Aim: In your copy, leave out the pictures; write out all the data exactly.

— START Extracted records —

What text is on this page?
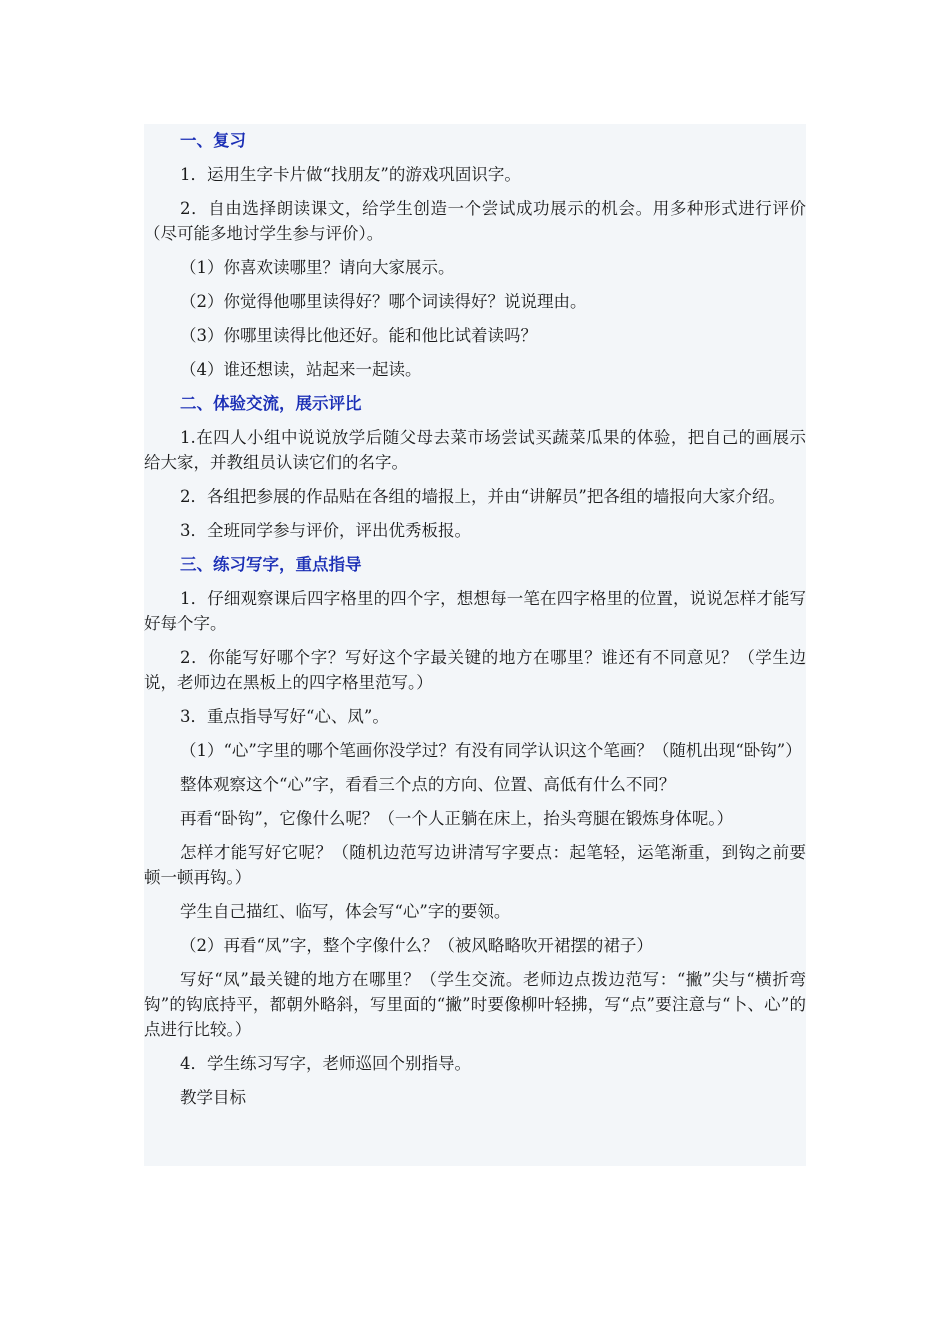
一、复习

1．运用生字卡片做“找朋友”的游戏巩固识字。

2．自由选择朗读课文，给学生创造一个尝试成功展示的机会。用多种形式进行评价（尽可能多地讨学生参与评价）。

（1）你喜欢读哪里？请向大家展示。

（2）你觉得他哪里读得好？哪个词读得好？说说理由。

（3）你哪里读得比他还好。能和他比试着读吗？

（4）谁还想读，站起来一起读。

二、体验交流，展示评比

1.在四人小组中说说放学后随父母去菜市场尝试买蔬菜瓜果的体验，把自己的画展示给大家，并教组员认读它们的名字。

2．各组把参展的作品贴在各组的墙报上，并由“讲解员”把各组的墙报向大家介绍。

3．全班同学参与评价，评出优秀板报。

三、练习写字，重点指导

1．仔细观察课后四字格里的四个字，想想每一笔在四字格里的位置，说说怎样才能写好每个字。

2．你能写好哪个字？写好这个字最关键的地方在哪里？谁还有不同意见？（学生边说，老师边在黑板上的四字格里范写。）

3．重点指导写好“心、凤”。

（1）“心”字里的哪个笔画你没学过？有没有同学认识这个笔画？（随机出现“卧钩”）

整体观察这个“心”字，看看三个点的方向、位置、高低有什么不同？

再看“卧钩”，它像什么呢？（一个人正躺在床上，抬头弯腿在锻炼身体呢。）

怎样才能写好它呢？（随机边范写边讲清写字要点：起笔轻，运笔渐重，到钩之前要顿一顿再钩。）

学生自己描红、临写，体会写“心”字的要领。

（2）再看“凤”字，整个字像什么？（被风略略吹开裙摆的裙子）

写好“凤”最关键的地方在哪里？（学生交流。老师边点拨边范写：“撇”尖与“横折弯钩”的钩底持平，都朝外略斜，写里面的“撇”时要像柳叶轻拂，写“点”要注意与“卜、心”的点进行比较。）

4．学生练习写字，老师巡回个别指导。

教学目标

— END Extracted records —

Solved exercise:
What text is on this page?
一、复习

1．运用生字卡片做“找朋友”的游戏巩固识字。

2．自由选择朗读课文，给学生创造一个尝试成功展示的机会。用多种形式进行评价（尽可能多地讨学生参与评价）。

（1）你喜欢读哪里？请向大家展示。

（2）你觉得他哪里读得好？哪个词读得好？说说理由。

（3）你哪里读得比他还好。能和他比试着读吗？

（4）谁还想读，站起来一起读。

二、体验交流，展示评比

1.在四人小组中说说放学后随父母去菜市场尝试买蔬菜瓜果的体验，把自己的画展示给大家，并教组员认读它们的名字。

2．各组把参展的作品贴在各组的墙报上，并由“讲解员”把各组的墙报向大家介绍。

3．全班同学参与评价，评出优秀板报。

三、练习写字，重点指导

1．仔细观察课后四字格里的四个字，想想每一笔在四字格里的位置，说说怎样才能写好每个字。

2．你能写好哪个字？写好这个字最关键的地方在哪里？谁还有不同意见？（学生边说，老师边在黑板上的四字格里范写。）

3．重点指导写好“心、凤”。

（1）“心”字里的哪个笔画你没学过？有没有同学认识这个笔画？（随机出现“卧钩”）

整体观察这个“心”字，看看三个点的方向、位置、高低有什么不同？

再看“卧钩”，它像什么呢？（一个人正躺在床上，抬头弯腿在锻炼身体呢。）

怎样才能写好它呢？（随机边范写边讲清写字要点：起笔轻，运笔渐重，到钩之前要顿一顿再钩。）

学生自己描红、临写，体会写“心”字的要领。

（2）再看“凤”字，整个字像什么？（被风略略吹开裙摆的裙子）

写好“凤”最关键的地方在哪里？（学生交流。老师边点拨边范写：“撇”尖与“横折弯钩”的钩底持平，都朝外略斜，写里面的“撇”时要像柳叶轻拂，写“点”要注意与“卜、心”的点进行比较。）

4．学生练习写字，老师巡回个别指导。

教学目标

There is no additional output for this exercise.